#### PROVIDED DATA

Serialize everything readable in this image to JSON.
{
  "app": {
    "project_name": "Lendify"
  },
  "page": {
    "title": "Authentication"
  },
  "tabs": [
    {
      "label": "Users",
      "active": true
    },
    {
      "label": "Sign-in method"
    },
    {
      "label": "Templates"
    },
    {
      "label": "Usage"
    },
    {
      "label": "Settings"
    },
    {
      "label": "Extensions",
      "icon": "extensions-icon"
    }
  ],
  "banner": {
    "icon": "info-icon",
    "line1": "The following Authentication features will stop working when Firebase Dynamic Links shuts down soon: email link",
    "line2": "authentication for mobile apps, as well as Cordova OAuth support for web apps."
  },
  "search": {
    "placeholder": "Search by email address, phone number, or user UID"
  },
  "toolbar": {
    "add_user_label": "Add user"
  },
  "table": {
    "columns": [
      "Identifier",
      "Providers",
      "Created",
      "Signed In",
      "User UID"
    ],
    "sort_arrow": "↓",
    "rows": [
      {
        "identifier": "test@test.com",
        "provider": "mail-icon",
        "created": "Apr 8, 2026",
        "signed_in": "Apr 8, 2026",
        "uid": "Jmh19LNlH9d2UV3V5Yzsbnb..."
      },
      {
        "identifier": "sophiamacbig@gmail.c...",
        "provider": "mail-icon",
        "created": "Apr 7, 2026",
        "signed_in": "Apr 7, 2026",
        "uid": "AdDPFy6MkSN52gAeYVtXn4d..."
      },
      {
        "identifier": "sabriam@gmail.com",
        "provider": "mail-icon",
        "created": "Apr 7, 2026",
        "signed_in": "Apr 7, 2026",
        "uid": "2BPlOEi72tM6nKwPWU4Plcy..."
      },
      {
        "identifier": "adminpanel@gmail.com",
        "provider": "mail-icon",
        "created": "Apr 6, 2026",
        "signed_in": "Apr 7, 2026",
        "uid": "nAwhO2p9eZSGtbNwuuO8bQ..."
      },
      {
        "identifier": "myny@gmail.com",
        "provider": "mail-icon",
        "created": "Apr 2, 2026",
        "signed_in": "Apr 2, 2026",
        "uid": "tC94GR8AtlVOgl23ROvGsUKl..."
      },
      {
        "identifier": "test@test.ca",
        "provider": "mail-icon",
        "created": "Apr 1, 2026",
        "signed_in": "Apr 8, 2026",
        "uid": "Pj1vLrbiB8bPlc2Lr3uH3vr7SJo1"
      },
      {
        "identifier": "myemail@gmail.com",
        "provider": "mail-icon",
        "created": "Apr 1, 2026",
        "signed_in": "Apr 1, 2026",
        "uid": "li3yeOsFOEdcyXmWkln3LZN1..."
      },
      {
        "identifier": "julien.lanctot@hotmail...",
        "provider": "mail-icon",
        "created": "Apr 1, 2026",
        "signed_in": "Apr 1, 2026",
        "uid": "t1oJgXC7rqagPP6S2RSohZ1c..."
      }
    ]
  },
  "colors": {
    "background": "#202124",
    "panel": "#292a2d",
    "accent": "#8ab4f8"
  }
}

########

**SET EXERCISE:** Reproduce the entries above in full, verbatim.

**FULL RESPONSE:**
Serialize everything readable in this image to JSON.
{
  "app": {
    "project_name": "Lendify"
  },
  "page": {
    "title": "Authentication"
  },
  "tabs": [
    {
      "label": "Users",
      "active": true
    },
    {
      "label": "Sign-in method"
    },
    {
      "label": "Templates"
    },
    {
      "label": "Usage"
    },
    {
      "label": "Settings"
    },
    {
      "label": "Extensions",
      "icon": "extensions-icon"
    }
  ],
  "banner": {
    "icon": "info-icon",
    "line1": "The following Authentication features will stop working when Firebase Dynamic Links shuts down soon: email link",
    "line2": "authentication for mobile apps, as well as Cordova OAuth support for web apps."
  },
  "search": {
    "placeholder": "Search by email address, phone number, or user UID"
  },
  "toolbar": {
    "add_user_label": "Add user"
  },
  "table": {
    "columns": [
      "Identifier",
      "Providers",
      "Created",
      "Signed In",
      "User UID"
    ],
    "sort_arrow": "↓",
    "rows": [
      {
        "identifier": "test@test.com",
        "provider": "mail-icon",
        "created": "Apr 8, 2026",
        "signed_in": "Apr 8, 2026",
        "uid": "Jmh19LNlH9d2UV3V5Yzsbnb..."
      },
      {
        "identifier": "sophiamacbig@gmail.c...",
        "provider": "mail-icon",
        "created": "Apr 7, 2026",
        "signed_in": "Apr 7, 2026",
        "uid": "AdDPFy6MkSN52gAeYVtXn4d..."
      },
      {
        "identifier": "sabriam@gmail.com",
        "provider": "mail-icon",
        "created": "Apr 7, 2026",
        "signed_in": "Apr 7, 2026",
        "uid": "2BPlOEi72tM6nKwPWU4Plcy..."
      },
      {
        "identifier": "adminpanel@gmail.com",
        "provider": "mail-icon",
        "created": "Apr 6, 2026",
        "signed_in": "Apr 7, 2026",
        "uid": "nAwhO2p9eZSGtbNwuuO8bQ..."
      },
      {
        "identifier": "myny@gmail.com",
        "provider": "mail-icon",
        "created": "Apr 2, 2026",
        "signed_in": "Apr 2, 2026",
        "uid": "tC94GR8AtlVOgl23ROvGsUKl..."
      },
      {
        "identifier": "test@test.ca",
        "provider": "mail-icon",
        "created": "Apr 1, 2026",
        "signed_in": "Apr 8, 2026",
        "uid": "Pj1vLrbiB8bPlc2Lr3uH3vr7SJo1"
      },
      {
        "identifier": "myemail@gmail.com",
        "provider": "mail-icon",
        "created": "Apr 1, 2026",
        "signed_in": "Apr 1, 2026",
        "uid": "li3yeOsFOEdcyXmWkln3LZN1..."
      },
      {
        "identifier": "julien.lanctot@hotmail...",
        "provider": "mail-icon",
        "created": "Apr 1, 2026",
        "signed_in": "Apr 1, 2026",
        "uid": "t1oJgXC7rqagPP6S2RSohZ1c..."
      }
    ]
  },
  "colors": {
    "background": "#202124",
    "panel": "#292a2d",
    "accent": "#8ab4f8"
  }
}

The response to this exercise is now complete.